Write every line out verbatim and omit the pictures.

__EXCERPTED RECORDS__:
----

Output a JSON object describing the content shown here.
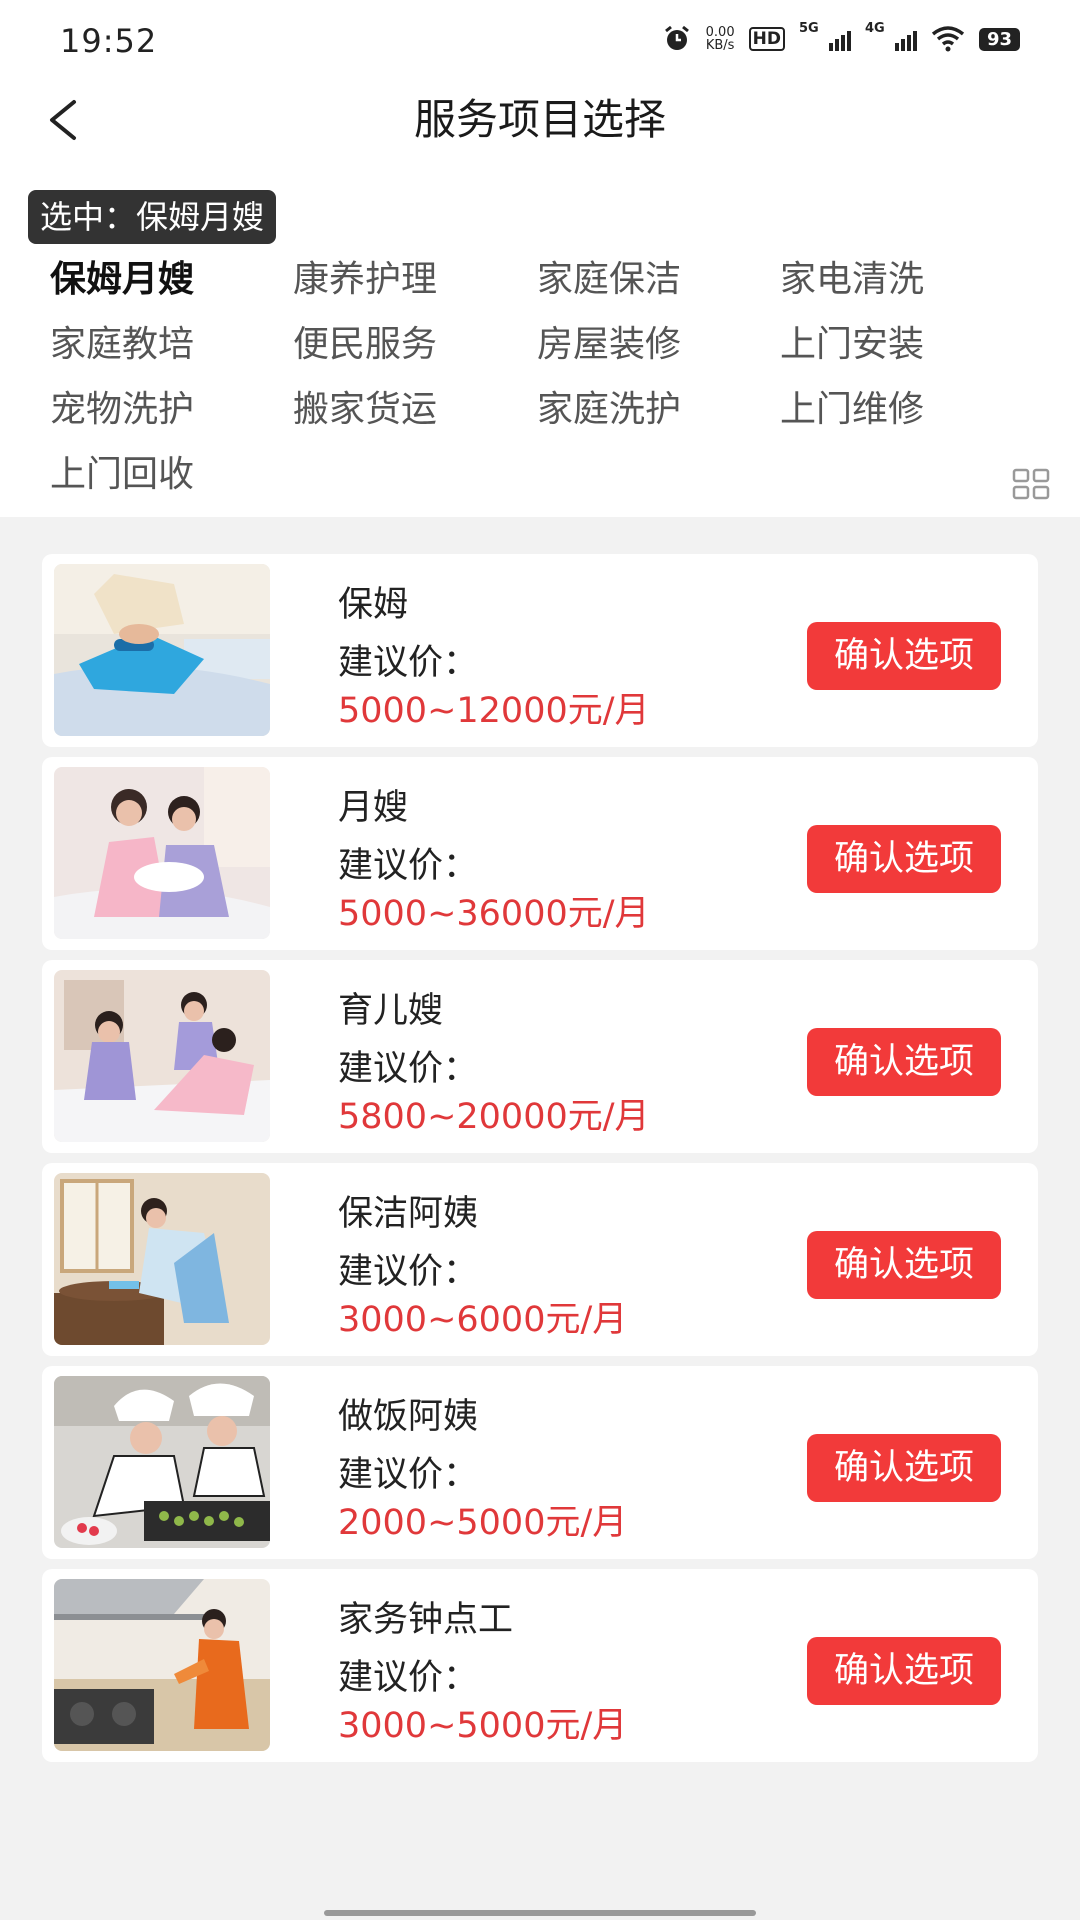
{
  "status": {
    "time": "19:52",
    "net_speed_top": "0.00",
    "net_speed_unit": "KB/s",
    "hd": "HD",
    "sig1": "5G",
    "sig2": "4G",
    "battery": "93"
  },
  "header": {
    "title": "服务项目选择"
  },
  "selected": {
    "prefix": "选中：",
    "value": "保姆月嫂"
  },
  "categories": [
    {
      "label": "保姆月嫂"
    },
    {
      "label": "康养护理"
    },
    {
      "label": "家庭保洁"
    },
    {
      "label": "家电清洗"
    },
    {
      "label": "家庭教培"
    },
    {
      "label": "便民服务"
    },
    {
      "label": "房屋装修"
    },
    {
      "label": "上门安装"
    },
    {
      "label": "宠物洗护"
    },
    {
      "label": "搬家货运"
    },
    {
      "label": "家庭洗护"
    },
    {
      "label": "上门维修"
    },
    {
      "label": "上门回收"
    }
  ],
  "services": [
    {
      "name": "保姆",
      "price_label": "建议价：",
      "price": "5000~12000元/月",
      "button": "确认选项"
    },
    {
      "name": "月嫂",
      "price_label": "建议价：",
      "price": "5000~36000元/月",
      "button": "确认选项"
    },
    {
      "name": "育儿嫂",
      "price_label": "建议价：",
      "price": "5800~20000元/月",
      "button": "确认选项"
    },
    {
      "name": "保洁阿姨",
      "price_label": "建议价：",
      "price": "3000~6000元/月",
      "button": "确认选项"
    },
    {
      "name": "做饭阿姨",
      "price_label": "建议价：",
      "price": "2000~5000元/月",
      "button": "确认选项"
    },
    {
      "name": "家务钟点工",
      "price_label": "建议价：",
      "price": "3000~5000元/月",
      "button": "确认选项"
    }
  ],
  "colors": {
    "accent": "#f23a3a",
    "price": "#e0383a",
    "tag_bg": "#333333"
  }
}
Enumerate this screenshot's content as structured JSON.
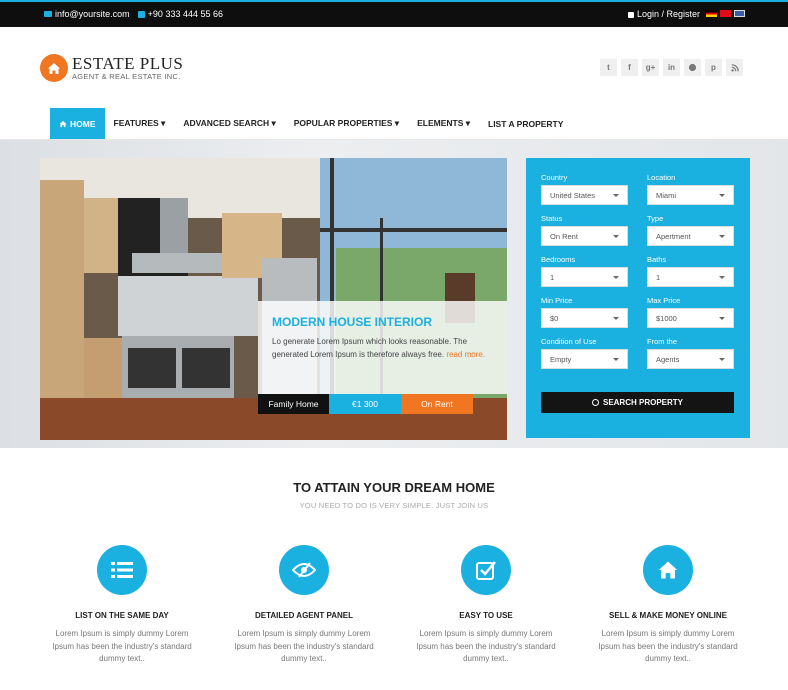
{
  "topbar": {
    "email": "info@yoursite.com",
    "phone": "+90 333 444 55 66",
    "login": "Login / Register"
  },
  "header": {
    "brand": "ESTATE PLUS",
    "tagline": "AGENT & REAL ESTATE INC."
  },
  "social": [
    "twitter-icon",
    "facebook-icon",
    "google-plus-icon",
    "linkedin-icon",
    "github-icon",
    "pinterest-icon",
    "rss-icon"
  ],
  "nav": {
    "home": "HOME",
    "features": "FEATURES ▾",
    "advanced_search": "ADVANCED SEARCH ▾",
    "popular": "POPULAR PROPERTIES ▾",
    "elements": "ELEMENTS ▾",
    "list": "LIST A PROPERTY"
  },
  "hero": {
    "title": "MODERN HOUSE INTERIOR",
    "text": "Lo generate Lorem Ipsum which looks reasonable. The generated Lorem Ipsum is therefore always free.",
    "read_more": "read more.",
    "tag_type": "Family Home",
    "tag_price": "€1 300",
    "tag_status": "On Rent"
  },
  "search": {
    "country_label": "Country",
    "country_value": "United States",
    "location_label": "Location",
    "location_value": "Miami",
    "status_label": "Status",
    "status_value": "On Rent",
    "type_label": "Type",
    "type_value": "Apertment",
    "bedrooms_label": "Bedrooms",
    "bedrooms_value": "1",
    "baths_label": "Baths",
    "baths_value": "1",
    "min_label": "Min Price",
    "min_value": "$0",
    "max_label": "Max Price",
    "max_value": "$1000",
    "condition_label": "Condition of Use",
    "condition_value": "Empty",
    "from_label": "From the",
    "from_value": "Agents",
    "button": "SEARCH PROPERTY"
  },
  "section": {
    "title": "TO ATTAIN YOUR DREAM HOME",
    "subtitle": "YOU NEED TO DO IS VERY SIMPLE. JUST JOIN US"
  },
  "features": [
    {
      "icon": "list-icon",
      "title": "LIST ON THE SAME DAY",
      "text": "Lorem Ipsum is simply dummy Lorem Ipsum has been the industry's standard dummy text.."
    },
    {
      "icon": "eye-icon",
      "title": "DETAILED AGENT PANEL",
      "text": "Lorem Ipsum is simply dummy Lorem Ipsum has been the industry's standard dummy text.."
    },
    {
      "icon": "checkbox-icon",
      "title": "EASY TO USE",
      "text": "Lorem Ipsum is simply dummy Lorem Ipsum has been the industry's standard dummy text.."
    },
    {
      "icon": "home-icon",
      "title": "SELL & MAKE MONEY ONLINE",
      "text": "Lorem Ipsum is simply dummy Lorem Ipsum has been the industry's standard dummy text.."
    }
  ],
  "colors": {
    "accent": "#1ab0e0",
    "orange": "#f07622",
    "dark": "#111111"
  }
}
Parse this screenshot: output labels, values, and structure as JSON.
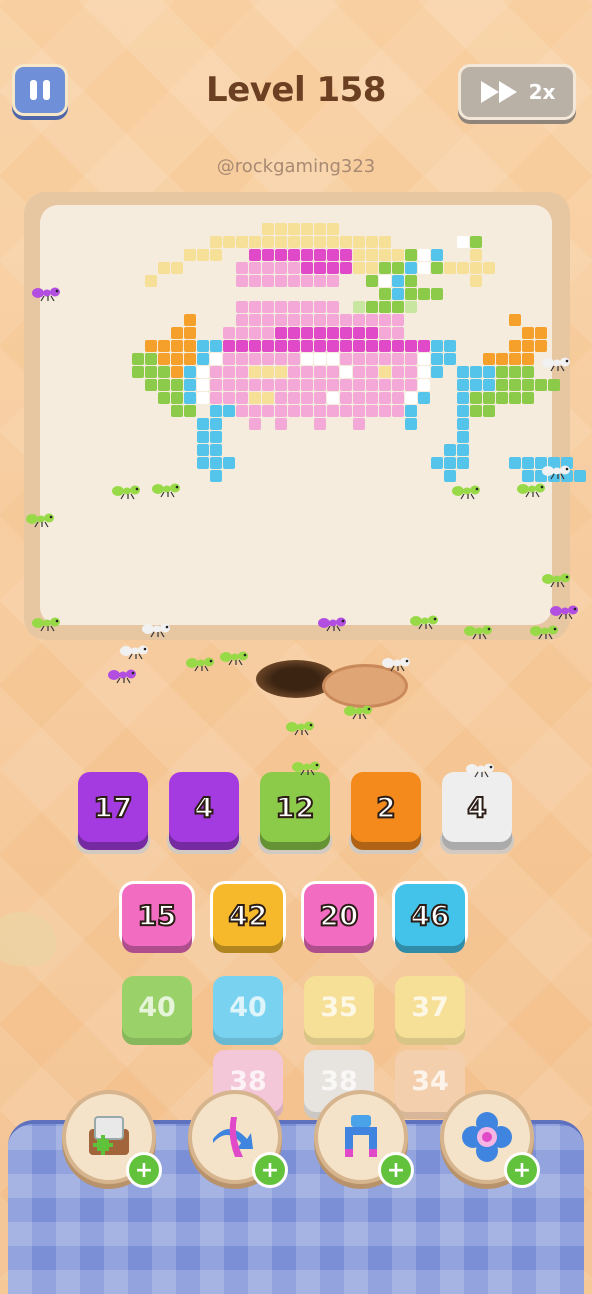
{
  "header": {
    "level_title": "Level 158",
    "speed_label": "2x"
  },
  "watermark": "@rockgaming323",
  "colors": {
    "purple": "#a33be0",
    "green": "#8ccb4a",
    "orange": "#f48a1c",
    "white": "#eeeeee",
    "pink": "#f26cc2",
    "yellow": "#f6b92b",
    "cyan": "#44c3ea",
    "lightgreen": "#9ad169",
    "lightcyan": "#79d2ef",
    "lightyellow": "#f6df97",
    "lightpink": "#f3c6d8",
    "lightgray": "#e7e3df",
    "peach": "#f4cfae"
  },
  "queue": [
    {
      "value": "17",
      "color": "purple"
    },
    {
      "value": "4",
      "color": "purple"
    },
    {
      "value": "12",
      "color": "green"
    },
    {
      "value": "2",
      "color": "orange"
    },
    {
      "value": "4",
      "color": "white"
    }
  ],
  "grid_rows": [
    [
      {
        "value": "15",
        "color": "pink"
      },
      {
        "value": "42",
        "color": "yellow"
      },
      {
        "value": "20",
        "color": "pink"
      },
      {
        "value": "46",
        "color": "cyan"
      }
    ],
    [
      {
        "value": "40",
        "color": "lightgreen"
      },
      {
        "value": "40",
        "color": "lightcyan"
      },
      {
        "value": "35",
        "color": "lightyellow"
      },
      {
        "value": "37",
        "color": "lightyellow"
      }
    ],
    [
      {
        "value": "38",
        "color": "lightpink"
      },
      {
        "value": "38",
        "color": "lightgray"
      },
      {
        "value": "34",
        "color": "peach"
      }
    ]
  ],
  "boosters": [
    {
      "icon": "add-slot-icon"
    },
    {
      "icon": "shuffle-arrows-icon"
    },
    {
      "icon": "magnet-claw-icon"
    },
    {
      "icon": "flower-freeze-icon"
    }
  ]
}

----

__TASK RESPONSE__:
Output a JSON object describing the content shown here.
{
  "status": {
    "time": "19:52",
    "net_speed_top": "0.00",
    "net_speed_unit": "KB/s",
    "hd": "HD",
    "sig1": "5G",
    "sig2": "4G",
    "battery": "93"
  },
  "header": {
    "title": "服务项目选择"
  },
  "selected": {
    "prefix": "选中：",
    "value": "保姆月嫂"
  },
  "categories": [
    {
      "label": "保姆月嫂"
    },
    {
      "label": "康养护理"
    },
    {
      "label": "家庭保洁"
    },
    {
      "label": "家电清洗"
    },
    {
      "label": "家庭教培"
    },
    {
      "label": "便民服务"
    },
    {
      "label": "房屋装修"
    },
    {
      "label": "上门安装"
    },
    {
      "label": "宠物洗护"
    },
    {
      "label": "搬家货运"
    },
    {
      "label": "家庭洗护"
    },
    {
      "label": "上门维修"
    },
    {
      "label": "上门回收"
    }
  ],
  "services": [
    {
      "name": "保姆",
      "price_label": "建议价：",
      "price": "5000~12000元/月",
      "button": "确认选项"
    },
    {
      "name": "月嫂",
      "price_label": "建议价：",
      "price": "5000~36000元/月",
      "button": "确认选项"
    },
    {
      "name": "育儿嫂",
      "price_label": "建议价：",
      "price": "5800~20000元/月",
      "button": "确认选项"
    },
    {
      "name": "保洁阿姨",
      "price_label": "建议价：",
      "price": "3000~6000元/月",
      "button": "确认选项"
    },
    {
      "name": "做饭阿姨",
      "price_label": "建议价：",
      "price": "2000~5000元/月",
      "button": "确认选项"
    },
    {
      "name": "家务钟点工",
      "price_label": "建议价：",
      "price": "3000~5000元/月",
      "button": "确认选项"
    }
  ],
  "colors": {
    "accent": "#f23a3a",
    "price": "#e0383a",
    "tag_bg": "#333333"
  }
}
Enumerate this screenshot's content as structured JSON.
{
  "topbar": {
    "email": "info@yoursite.com",
    "phone": "+90 333 444 55 66",
    "login": "Login / Register"
  },
  "header": {
    "brand": "ESTATE PLUS",
    "tagline": "AGENT & REAL ESTATE INC."
  },
  "social": [
    "twitter-icon",
    "facebook-icon",
    "google-plus-icon",
    "linkedin-icon",
    "github-icon",
    "pinterest-icon",
    "rss-icon"
  ],
  "nav": {
    "home": "HOME",
    "features": "FEATURES ▾",
    "advanced_search": "ADVANCED SEARCH ▾",
    "popular": "POPULAR PROPERTIES ▾",
    "elements": "ELEMENTS ▾",
    "list": "LIST A PROPERTY"
  },
  "hero": {
    "title": "MODERN HOUSE INTERIOR",
    "text": "Lo generate Lorem Ipsum which looks reasonable. The generated Lorem Ipsum is therefore always free.",
    "read_more": "read more.",
    "tag_type": "Family Home",
    "tag_price": "€1 300",
    "tag_status": "On Rent"
  },
  "search": {
    "country_label": "Country",
    "country_value": "United States",
    "location_label": "Location",
    "location_value": "Miami",
    "status_label": "Status",
    "status_value": "On Rent",
    "type_label": "Type",
    "type_value": "Apertment",
    "bedrooms_label": "Bedrooms",
    "bedrooms_value": "1",
    "baths_label": "Baths",
    "baths_value": "1",
    "min_label": "Min Price",
    "min_value": "$0",
    "max_label": "Max Price",
    "max_value": "$1000",
    "condition_label": "Condition of Use",
    "condition_value": "Empty",
    "from_label": "From the",
    "from_value": "Agents",
    "button": "SEARCH PROPERTY"
  },
  "section": {
    "title": "TO ATTAIN YOUR DREAM HOME",
    "subtitle": "YOU NEED TO DO IS VERY SIMPLE. JUST JOIN US"
  },
  "features": [
    {
      "icon": "list-icon",
      "title": "LIST ON THE SAME DAY",
      "text": "Lorem Ipsum is simply dummy Lorem Ipsum has been the industry's standard dummy text.."
    },
    {
      "icon": "eye-icon",
      "title": "DETAILED AGENT PANEL",
      "text": "Lorem Ipsum is simply dummy Lorem Ipsum has been the industry's standard dummy text.."
    },
    {
      "icon": "checkbox-icon",
      "title": "EASY TO USE",
      "text": "Lorem Ipsum is simply dummy Lorem Ipsum has been the industry's standard dummy text.."
    },
    {
      "icon": "home-icon",
      "title": "SELL & MAKE MONEY ONLINE",
      "text": "Lorem Ipsum is simply dummy Lorem Ipsum has been the industry's standard dummy text.."
    }
  ],
  "colors": {
    "accent": "#1ab0e0",
    "orange": "#f07622",
    "dark": "#111111"
  }
}
Parse this screenshot: output labels, values, and structure as JSON.
{
  "header": {
    "level_title": "Level 158",
    "speed_label": "2x"
  },
  "watermark": "@rockgaming323",
  "colors": {
    "purple": "#a33be0",
    "green": "#8ccb4a",
    "orange": "#f48a1c",
    "white": "#eeeeee",
    "pink": "#f26cc2",
    "yellow": "#f6b92b",
    "cyan": "#44c3ea",
    "lightgreen": "#9ad169",
    "lightcyan": "#79d2ef",
    "lightyellow": "#f6df97",
    "lightpink": "#f3c6d8",
    "lightgray": "#e7e3df",
    "peach": "#f4cfae"
  },
  "queue": [
    {
      "value": "17",
      "color": "purple"
    },
    {
      "value": "4",
      "color": "purple"
    },
    {
      "value": "12",
      "color": "green"
    },
    {
      "value": "2",
      "color": "orange"
    },
    {
      "value": "4",
      "color": "white"
    }
  ],
  "grid_rows": [
    [
      {
        "value": "15",
        "color": "pink"
      },
      {
        "value": "42",
        "color": "yellow"
      },
      {
        "value": "20",
        "color": "pink"
      },
      {
        "value": "46",
        "color": "cyan"
      }
    ],
    [
      {
        "value": "40",
        "color": "lightgreen"
      },
      {
        "value": "40",
        "color": "lightcyan"
      },
      {
        "value": "35",
        "color": "lightyellow"
      },
      {
        "value": "37",
        "color": "lightyellow"
      }
    ],
    [
      {
        "value": "38",
        "color": "lightpink"
      },
      {
        "value": "38",
        "color": "lightgray"
      },
      {
        "value": "34",
        "color": "peach"
      }
    ]
  ],
  "boosters": [
    {
      "icon": "add-slot-icon"
    },
    {
      "icon": "shuffle-arrows-icon"
    },
    {
      "icon": "magnet-claw-icon"
    },
    {
      "icon": "flower-freeze-icon"
    }
  ]
}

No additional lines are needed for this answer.